## START Material shown
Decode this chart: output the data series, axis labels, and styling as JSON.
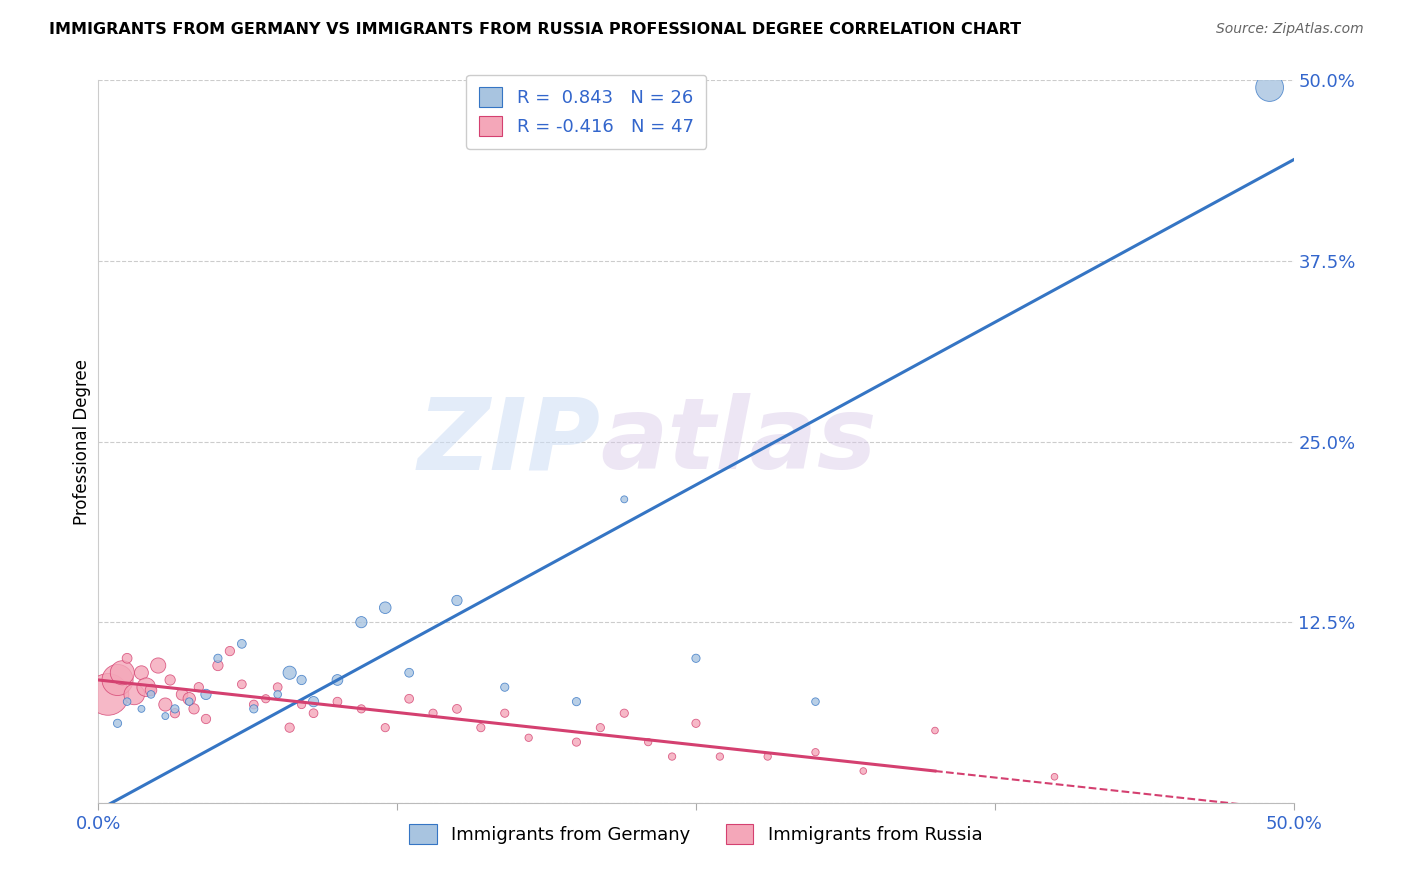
{
  "title": "IMMIGRANTS FROM GERMANY VS IMMIGRANTS FROM RUSSIA PROFESSIONAL DEGREE CORRELATION CHART",
  "source": "Source: ZipAtlas.com",
  "ylabel": "Professional Degree",
  "xlim": [
    0.0,
    0.5
  ],
  "ylim": [
    0.0,
    0.5
  ],
  "yticks": [
    0.0,
    0.125,
    0.25,
    0.375,
    0.5
  ],
  "ytick_labels_right": [
    "",
    "12.5%",
    "25.0%",
    "37.5%",
    "50.0%"
  ],
  "watermark_zip": "ZIP",
  "watermark_atlas": "atlas",
  "germany_color": "#a8c4e0",
  "russia_color": "#f4a7b9",
  "germany_line_color": "#3575c4",
  "russia_line_color": "#d44070",
  "R_germany": 0.843,
  "N_germany": 26,
  "R_russia": -0.416,
  "N_russia": 47,
  "germany_scatter_x": [
    0.008,
    0.012,
    0.018,
    0.022,
    0.028,
    0.032,
    0.038,
    0.045,
    0.05,
    0.06,
    0.065,
    0.075,
    0.08,
    0.085,
    0.09,
    0.1,
    0.11,
    0.12,
    0.13,
    0.15,
    0.17,
    0.2,
    0.22,
    0.25,
    0.3,
    0.49
  ],
  "germany_scatter_y": [
    0.055,
    0.07,
    0.065,
    0.075,
    0.06,
    0.065,
    0.07,
    0.075,
    0.1,
    0.11,
    0.065,
    0.075,
    0.09,
    0.085,
    0.07,
    0.085,
    0.125,
    0.135,
    0.09,
    0.14,
    0.08,
    0.07,
    0.21,
    0.1,
    0.07,
    0.495
  ],
  "germany_scatter_size": [
    35,
    30,
    25,
    30,
    25,
    35,
    30,
    55,
    35,
    40,
    35,
    30,
    90,
    45,
    55,
    60,
    65,
    70,
    40,
    55,
    35,
    35,
    25,
    35,
    30,
    400
  ],
  "russia_scatter_x": [
    0.004,
    0.008,
    0.01,
    0.012,
    0.015,
    0.018,
    0.02,
    0.022,
    0.025,
    0.028,
    0.03,
    0.032,
    0.035,
    0.038,
    0.04,
    0.042,
    0.045,
    0.05,
    0.055,
    0.06,
    0.065,
    0.07,
    0.075,
    0.08,
    0.085,
    0.09,
    0.1,
    0.11,
    0.12,
    0.13,
    0.14,
    0.15,
    0.16,
    0.17,
    0.18,
    0.2,
    0.21,
    0.22,
    0.23,
    0.24,
    0.25,
    0.26,
    0.28,
    0.3,
    0.32,
    0.35,
    0.4
  ],
  "russia_scatter_y": [
    0.075,
    0.085,
    0.09,
    0.1,
    0.075,
    0.09,
    0.08,
    0.078,
    0.095,
    0.068,
    0.085,
    0.062,
    0.075,
    0.072,
    0.065,
    0.08,
    0.058,
    0.095,
    0.105,
    0.082,
    0.068,
    0.072,
    0.08,
    0.052,
    0.068,
    0.062,
    0.07,
    0.065,
    0.052,
    0.072,
    0.062,
    0.065,
    0.052,
    0.062,
    0.045,
    0.042,
    0.052,
    0.062,
    0.042,
    0.032,
    0.055,
    0.032,
    0.032,
    0.035,
    0.022,
    0.05,
    0.018
  ],
  "russia_scatter_size": [
    900,
    500,
    300,
    50,
    220,
    100,
    180,
    70,
    120,
    90,
    55,
    45,
    70,
    80,
    55,
    45,
    45,
    55,
    45,
    40,
    40,
    35,
    40,
    45,
    35,
    40,
    40,
    35,
    35,
    40,
    35,
    40,
    35,
    35,
    28,
    35,
    35,
    35,
    28,
    28,
    35,
    28,
    28,
    28,
    23,
    23,
    23
  ],
  "germany_line_x": [
    0.0,
    0.5
  ],
  "germany_line_y_intercept": -0.005,
  "germany_line_slope": 0.9,
  "russia_line_x_solid_start": 0.0,
  "russia_line_x_solid_end": 0.35,
  "russia_line_x_dashed_end": 0.5,
  "russia_line_y_intercept": 0.085,
  "russia_line_slope": -0.18
}
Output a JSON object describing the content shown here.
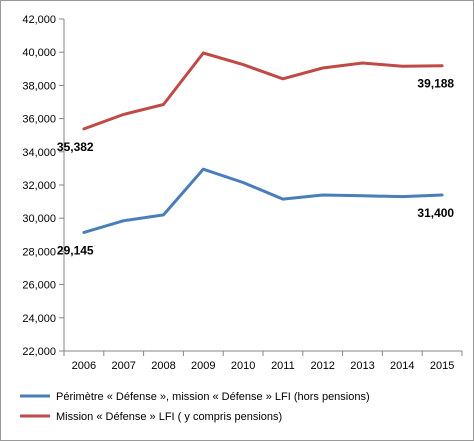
{
  "chart_data": {
    "type": "line",
    "title": "",
    "xlabel": "",
    "ylabel": "",
    "categories": [
      "2006",
      "2007",
      "2008",
      "2009",
      "2010",
      "2011",
      "2012",
      "2013",
      "2014",
      "2015"
    ],
    "ylim": [
      22000,
      42000
    ],
    "y_ticks": [
      "22,000",
      "24,000",
      "26,000",
      "28,000",
      "30,000",
      "32,000",
      "34,000",
      "36,000",
      "38,000",
      "40,000",
      "42,000"
    ],
    "y_tick_values": [
      22000,
      24000,
      26000,
      28000,
      30000,
      32000,
      34000,
      36000,
      38000,
      40000,
      42000
    ],
    "grid": false,
    "legend_position": "bottom",
    "series": [
      {
        "name": "Périmètre « Défense », mission « Défense » LFI (hors pensions)",
        "color": "#4a7ebb",
        "values": [
          29145,
          29850,
          30200,
          32950,
          32150,
          31150,
          31400,
          31350,
          31300,
          31400
        ],
        "labels": [
          {
            "index": 0,
            "text": "29,145"
          },
          {
            "index": 9,
            "text": "31,400"
          }
        ]
      },
      {
        "name": "Mission « Défense » LFI ( y compris pensions)",
        "color": "#be4b48",
        "values": [
          35382,
          36250,
          36850,
          39950,
          39250,
          38400,
          39050,
          39350,
          39150,
          39188
        ],
        "labels": [
          {
            "index": 0,
            "text": "35,382"
          },
          {
            "index": 9,
            "text": "39,188"
          }
        ]
      }
    ]
  }
}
## END Material shown
## Task
Copy all lines of the material above where the string "text" occurs.

## Task response
            "text": "29,145"
            "text": "31,400"
            "text": "35,382"
            "text": "39,188"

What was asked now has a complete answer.